**Excerpt provided:**
[START]

Taking the kinematic into account, the hinge torque due to primary strut pressurization can be calculated as follows:

$$\begin{aligned} \underline{M}_{\text {ps}}(t,\underline{\lambda }) = \underline{F}_{\text {ps}}(t,\underline{\lambda }) \cdot {\text {sin}}(\underline{\epsilon }) \cdot l_{ss} \end{aligned}$$

(13)

The mass flow rate \(\underline{\dot{m}}_{\text {out}}\) is the sum of mass flow rate of the pressure relief valve \(\underline{\dot{m}}_{\text {relief}}\) and of the safety venting feature \(\underline{\dot{m}}_{\text {vent}}\).

$$\begin{aligned} \underline{\dot{m}}_{\text {out}} = \underline{\dot{m}}_{\text {relief}} + \underline{\dot{m}}_{\text {vent}} \end{aligned}$$

(14)

To prevent the assembly from unintended pressure peaks a pressure relief valve is located in each landing leg assembly. In case the leg pressure exceeds the pressure relief threshold, then the valve opens automatically, so that the leg pressure can decrease.

$$\begin{aligned} \underline{\dot{m}}_{\text {relief}}= {\left\{ \begin{array}{ll} 0 &{} \quad \text {if } \underline{p} \le p_{\text {max}}\\ \text {Equation }6 &{} \quad \text {if } \underline{p} \ge p_{\text {max}} \end{array}\right. } \end{aligned}$$

(15)

A passive safety venting design feature has been foreseen, to allow the system to depressurize after a successful deployment. The way the safety venting feature have been designed ensures that the pressure decay curve is sufficient flat to prevent the system from unintended depressurization during flight.

[END]

**Problems and tasks:**
a. According to the excerpt on landing leg pressurization, where is a pressure relief valve located?
b. List every mass flow rate named in the excerpt on landing leg pressurization.
c. Carry on the excerpt on landing leg pressurization from its final sentence.

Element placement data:
[START]

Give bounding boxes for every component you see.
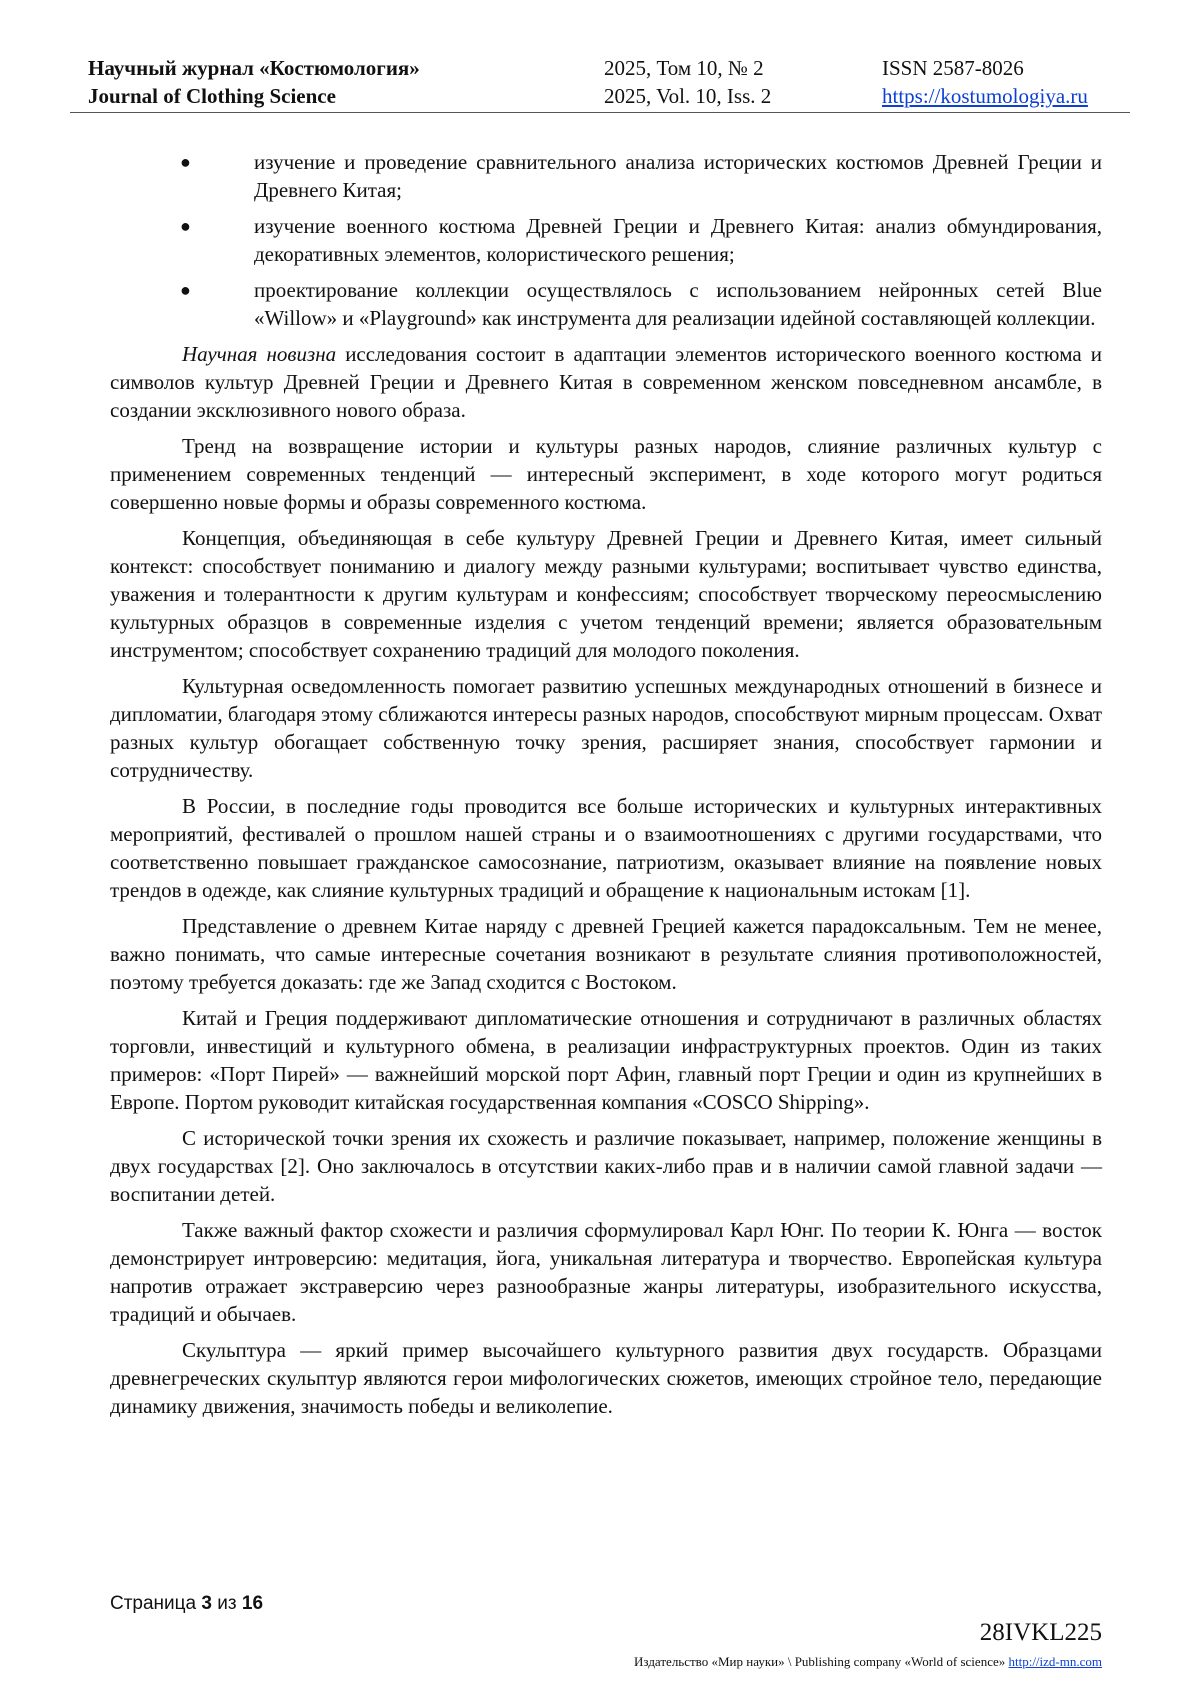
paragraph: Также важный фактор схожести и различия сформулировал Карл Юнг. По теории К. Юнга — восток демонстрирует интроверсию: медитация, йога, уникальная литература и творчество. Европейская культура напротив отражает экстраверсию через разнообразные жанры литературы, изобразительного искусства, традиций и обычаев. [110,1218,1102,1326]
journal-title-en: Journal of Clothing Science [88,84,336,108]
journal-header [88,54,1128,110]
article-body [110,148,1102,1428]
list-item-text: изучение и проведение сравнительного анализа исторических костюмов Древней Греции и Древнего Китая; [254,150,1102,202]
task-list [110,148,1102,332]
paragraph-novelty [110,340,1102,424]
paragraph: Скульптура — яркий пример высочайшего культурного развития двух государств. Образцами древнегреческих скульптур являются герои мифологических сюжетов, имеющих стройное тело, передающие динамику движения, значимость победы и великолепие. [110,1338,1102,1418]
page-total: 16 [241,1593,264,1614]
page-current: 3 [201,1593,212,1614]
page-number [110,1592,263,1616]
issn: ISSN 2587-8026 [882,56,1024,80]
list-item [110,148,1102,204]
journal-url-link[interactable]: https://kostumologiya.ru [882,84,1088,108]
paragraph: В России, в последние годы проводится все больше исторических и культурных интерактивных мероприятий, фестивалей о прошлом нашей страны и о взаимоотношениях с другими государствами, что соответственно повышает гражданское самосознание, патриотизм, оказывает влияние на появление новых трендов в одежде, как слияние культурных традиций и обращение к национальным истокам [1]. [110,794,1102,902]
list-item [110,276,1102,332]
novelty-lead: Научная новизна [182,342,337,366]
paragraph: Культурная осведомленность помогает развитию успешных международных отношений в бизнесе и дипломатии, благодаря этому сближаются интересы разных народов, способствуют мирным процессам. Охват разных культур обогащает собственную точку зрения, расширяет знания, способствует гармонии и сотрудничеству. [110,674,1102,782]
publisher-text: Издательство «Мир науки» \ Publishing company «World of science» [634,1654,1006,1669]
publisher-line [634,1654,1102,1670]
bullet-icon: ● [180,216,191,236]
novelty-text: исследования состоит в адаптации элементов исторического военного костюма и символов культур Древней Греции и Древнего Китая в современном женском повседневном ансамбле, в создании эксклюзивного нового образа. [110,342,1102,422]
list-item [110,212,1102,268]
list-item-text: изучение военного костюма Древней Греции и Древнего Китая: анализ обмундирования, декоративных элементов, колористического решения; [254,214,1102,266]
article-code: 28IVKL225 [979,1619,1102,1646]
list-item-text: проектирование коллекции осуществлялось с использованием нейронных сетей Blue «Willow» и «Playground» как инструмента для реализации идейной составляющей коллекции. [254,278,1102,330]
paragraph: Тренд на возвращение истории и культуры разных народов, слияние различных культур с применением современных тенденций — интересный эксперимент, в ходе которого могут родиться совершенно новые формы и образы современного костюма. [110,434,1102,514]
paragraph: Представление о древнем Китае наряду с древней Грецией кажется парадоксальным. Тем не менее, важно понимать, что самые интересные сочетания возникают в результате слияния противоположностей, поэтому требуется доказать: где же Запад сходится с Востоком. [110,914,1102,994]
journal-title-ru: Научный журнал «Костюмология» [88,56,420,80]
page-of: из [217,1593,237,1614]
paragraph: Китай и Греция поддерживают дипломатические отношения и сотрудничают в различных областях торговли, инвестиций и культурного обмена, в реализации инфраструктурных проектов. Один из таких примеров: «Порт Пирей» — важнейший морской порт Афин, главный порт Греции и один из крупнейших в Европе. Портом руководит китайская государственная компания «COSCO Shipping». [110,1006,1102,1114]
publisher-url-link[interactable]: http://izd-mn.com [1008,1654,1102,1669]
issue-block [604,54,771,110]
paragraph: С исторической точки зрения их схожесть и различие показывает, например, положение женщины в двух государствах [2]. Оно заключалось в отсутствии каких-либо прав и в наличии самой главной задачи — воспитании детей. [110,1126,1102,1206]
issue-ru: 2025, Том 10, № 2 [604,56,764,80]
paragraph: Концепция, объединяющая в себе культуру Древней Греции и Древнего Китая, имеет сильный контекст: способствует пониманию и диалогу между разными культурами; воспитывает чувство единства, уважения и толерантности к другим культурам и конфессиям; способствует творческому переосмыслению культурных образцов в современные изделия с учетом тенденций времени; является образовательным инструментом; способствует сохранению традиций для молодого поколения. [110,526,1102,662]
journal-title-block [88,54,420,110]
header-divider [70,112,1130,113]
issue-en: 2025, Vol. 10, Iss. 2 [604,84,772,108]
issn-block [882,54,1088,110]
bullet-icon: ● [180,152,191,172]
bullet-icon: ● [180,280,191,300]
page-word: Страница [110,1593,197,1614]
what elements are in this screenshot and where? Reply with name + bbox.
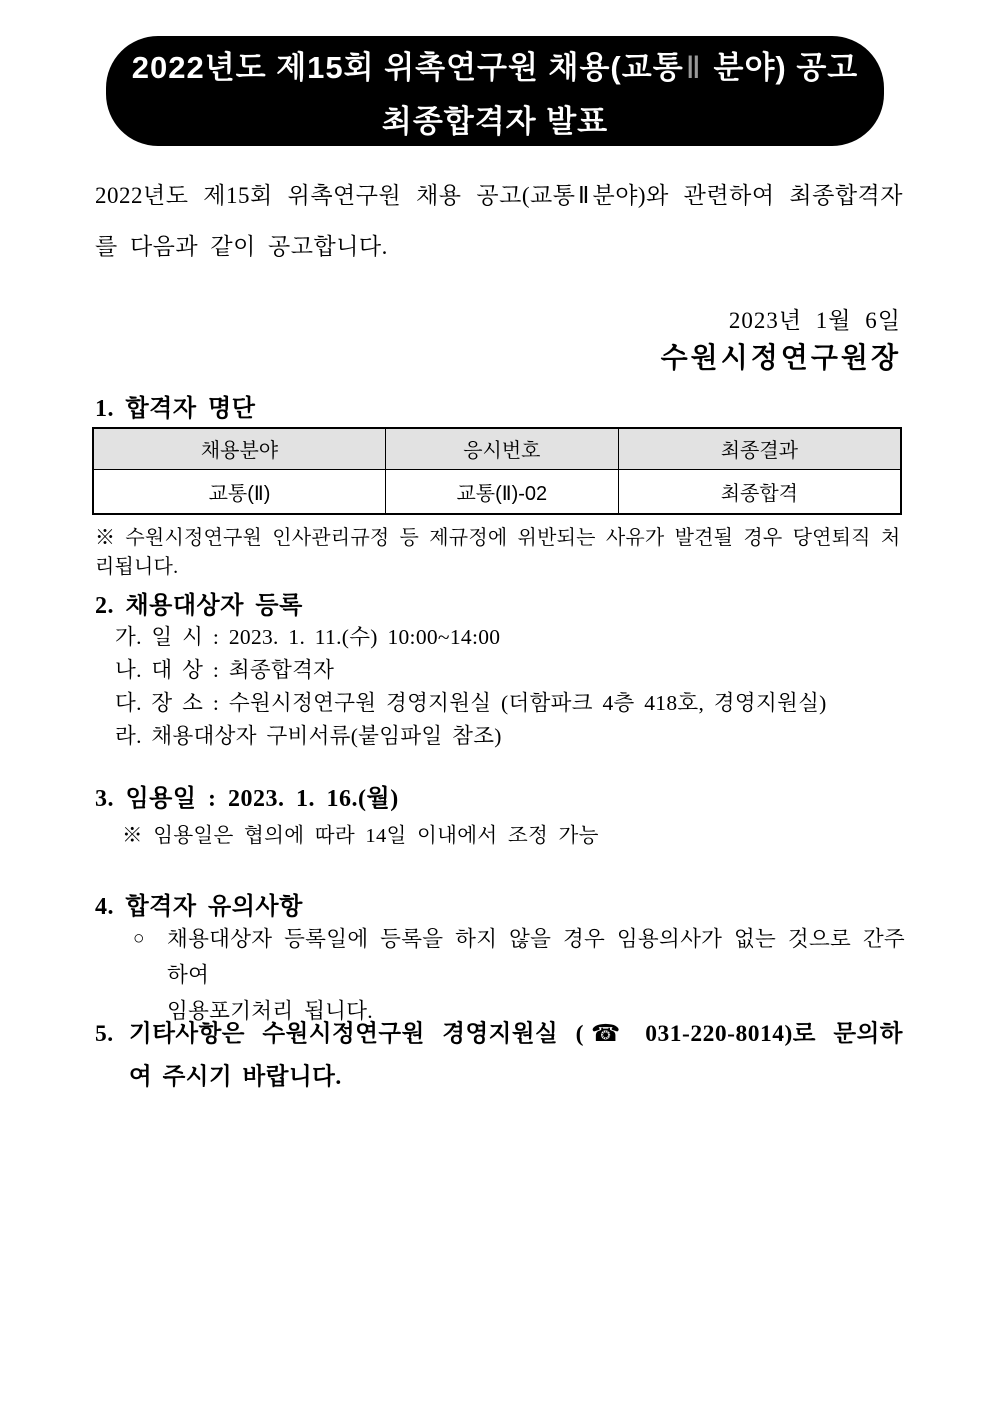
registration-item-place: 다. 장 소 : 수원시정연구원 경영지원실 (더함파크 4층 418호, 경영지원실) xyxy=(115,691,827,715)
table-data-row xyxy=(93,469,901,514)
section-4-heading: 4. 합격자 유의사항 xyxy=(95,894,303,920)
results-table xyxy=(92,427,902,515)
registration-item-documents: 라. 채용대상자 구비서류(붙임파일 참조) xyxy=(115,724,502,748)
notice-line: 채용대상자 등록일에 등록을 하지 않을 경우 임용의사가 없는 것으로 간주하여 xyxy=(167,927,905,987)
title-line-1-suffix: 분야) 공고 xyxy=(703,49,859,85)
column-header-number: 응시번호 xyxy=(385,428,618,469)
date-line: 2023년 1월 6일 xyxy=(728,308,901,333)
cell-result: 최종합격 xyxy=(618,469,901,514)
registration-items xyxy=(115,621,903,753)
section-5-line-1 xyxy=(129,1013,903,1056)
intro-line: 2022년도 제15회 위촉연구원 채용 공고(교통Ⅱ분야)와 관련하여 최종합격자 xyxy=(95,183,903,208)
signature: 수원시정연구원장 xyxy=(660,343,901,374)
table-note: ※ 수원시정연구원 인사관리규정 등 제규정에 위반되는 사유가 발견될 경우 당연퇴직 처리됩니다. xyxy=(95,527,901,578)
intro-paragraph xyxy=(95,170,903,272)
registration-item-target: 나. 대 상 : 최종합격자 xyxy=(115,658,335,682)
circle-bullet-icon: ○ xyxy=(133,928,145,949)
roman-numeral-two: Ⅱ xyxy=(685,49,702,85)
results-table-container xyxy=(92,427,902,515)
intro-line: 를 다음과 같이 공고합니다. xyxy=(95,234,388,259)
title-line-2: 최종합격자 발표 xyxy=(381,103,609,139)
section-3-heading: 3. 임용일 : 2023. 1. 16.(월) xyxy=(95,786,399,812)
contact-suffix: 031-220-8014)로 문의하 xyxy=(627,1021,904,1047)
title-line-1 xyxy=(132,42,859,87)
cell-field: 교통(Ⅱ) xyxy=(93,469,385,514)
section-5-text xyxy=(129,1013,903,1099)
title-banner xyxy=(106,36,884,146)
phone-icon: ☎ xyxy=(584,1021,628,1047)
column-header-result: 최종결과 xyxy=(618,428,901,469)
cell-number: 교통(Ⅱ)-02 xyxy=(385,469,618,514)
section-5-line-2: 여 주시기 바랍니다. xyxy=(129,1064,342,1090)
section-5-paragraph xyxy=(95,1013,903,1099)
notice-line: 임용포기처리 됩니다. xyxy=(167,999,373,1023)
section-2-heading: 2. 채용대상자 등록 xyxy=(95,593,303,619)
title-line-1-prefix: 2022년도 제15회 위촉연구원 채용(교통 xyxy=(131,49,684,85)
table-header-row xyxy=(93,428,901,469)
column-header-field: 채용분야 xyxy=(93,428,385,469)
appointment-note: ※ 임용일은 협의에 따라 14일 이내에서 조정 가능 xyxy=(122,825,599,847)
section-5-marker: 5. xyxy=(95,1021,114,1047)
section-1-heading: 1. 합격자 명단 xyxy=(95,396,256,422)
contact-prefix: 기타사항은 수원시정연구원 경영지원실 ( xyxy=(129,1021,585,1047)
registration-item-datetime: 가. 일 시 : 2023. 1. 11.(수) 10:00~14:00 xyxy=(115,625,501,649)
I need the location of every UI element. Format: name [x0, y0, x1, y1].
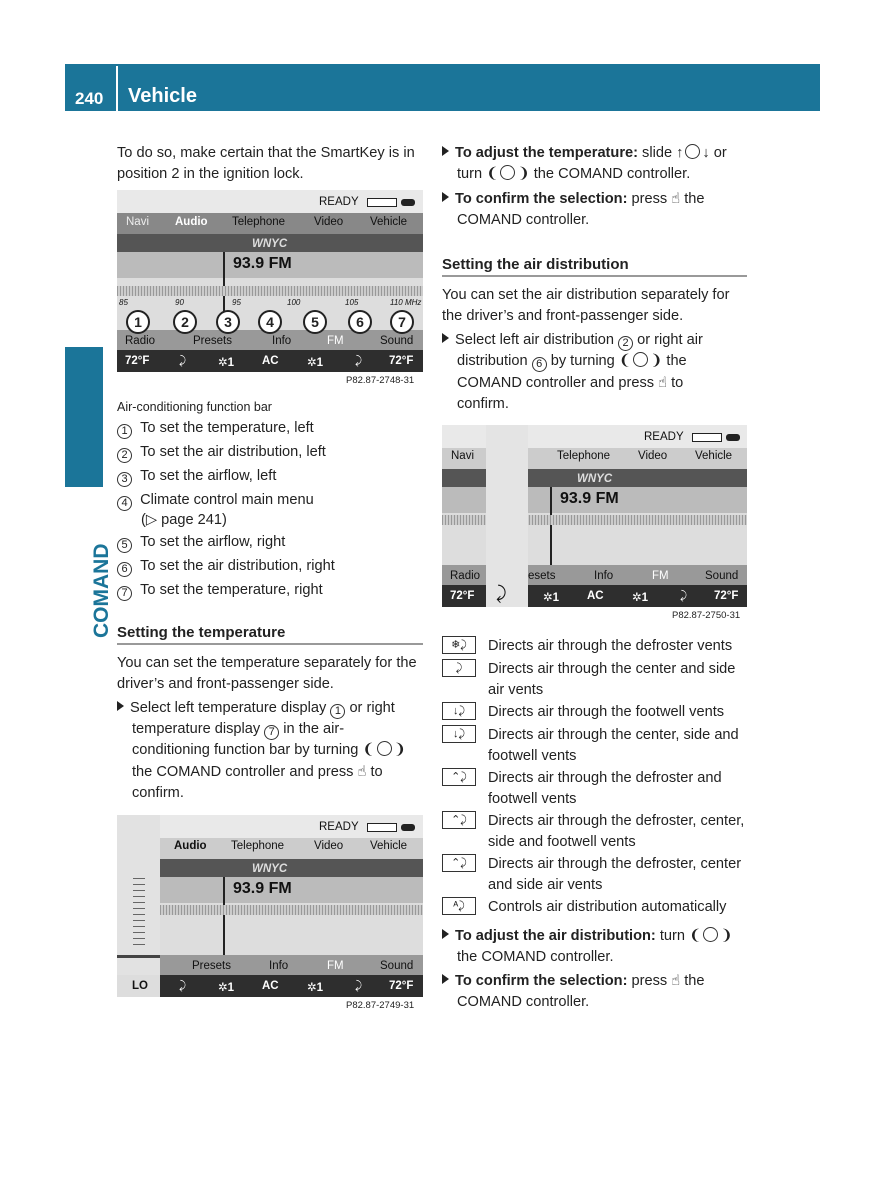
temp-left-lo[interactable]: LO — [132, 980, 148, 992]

[END]

**Exercise results:**
a. A pressure relief valve is located in each landing leg assembly.

b.
- The mass flow rate out
- The mass flow rate of the pressure relief valve
- The mass flow rate of the safety venting feature

c.
$$\begin{aligned} \underline{\dot{m}}_{\text {vent}}= {\left\{ \begin{array}{ll} 0 &{} \quad \text {if } \underline{\lambda } \le \lambda _{\text {max}}\\ \text {Equation }6 &{} \quad \text {if } \underline{\lambda } \ge \lambda _{\text {max}} \end{array}\right. } \end{aligned}$$

(16)

2.2 Aerodynamic database

An aerodynamic database (AEDB) has been created, to assess the effect of aerodynamics on the entire vehicle and especially on unfolding dynamics of each landing leg during CALLISTO’s approach phase. The complex aerodynamics of CALLISTO vehicle have been discussed in previous study [7], though the main goal of this study is to cover the influences of thrust level, angle of attack AoA, angle of roll AoR, leg’s opening angle \(\lambda\), and Mach number Ma on the aerodynamic forces acting on individual landing leg. The interaction of these influences at one point along a approach trajectory is illustrated in Fig. 7.

Fig. 7

Ambient flow density (left) and pressure distribution (right) around the ALS landing legs for AoR \(=0^{\circ }\), AoA \(=155^{\circ }\), \(\lambda =90^{\circ }\) and Ma \(=0.266\)

Since analytical engineering methods are not able to consider CALLISTO’s geometry and external influences, such as engine plume, multiple three-dimensional CFD simulations have been performed. All calculations are based on Euler-equations and are performed with DLR in-house developed TAU solver [8]. Calculated parameter ranges are the following: Ma \(=0.266\) to Ma \(=0.5\), AoA \(=160^{\circ }\) to AoA \(=200^{\circ }\), AoR \(=-45^{\circ }\) to AoA \(=90^{\circ }\), opening angle \(\lambda =20^{\circ }\) to \(\lambda =115^{\circ }\), and thrust range from \(0\%\) to \(100\%\). The engine plume was modeled with a two-gas mixture, without considering chemical reactions. The resulting aerodynamic data are processed to a multi-dimensional look up table, that acts as input for the deployment simulator and mainly contains the aerodynamic hinge torque- and force coefficients for each landing leg.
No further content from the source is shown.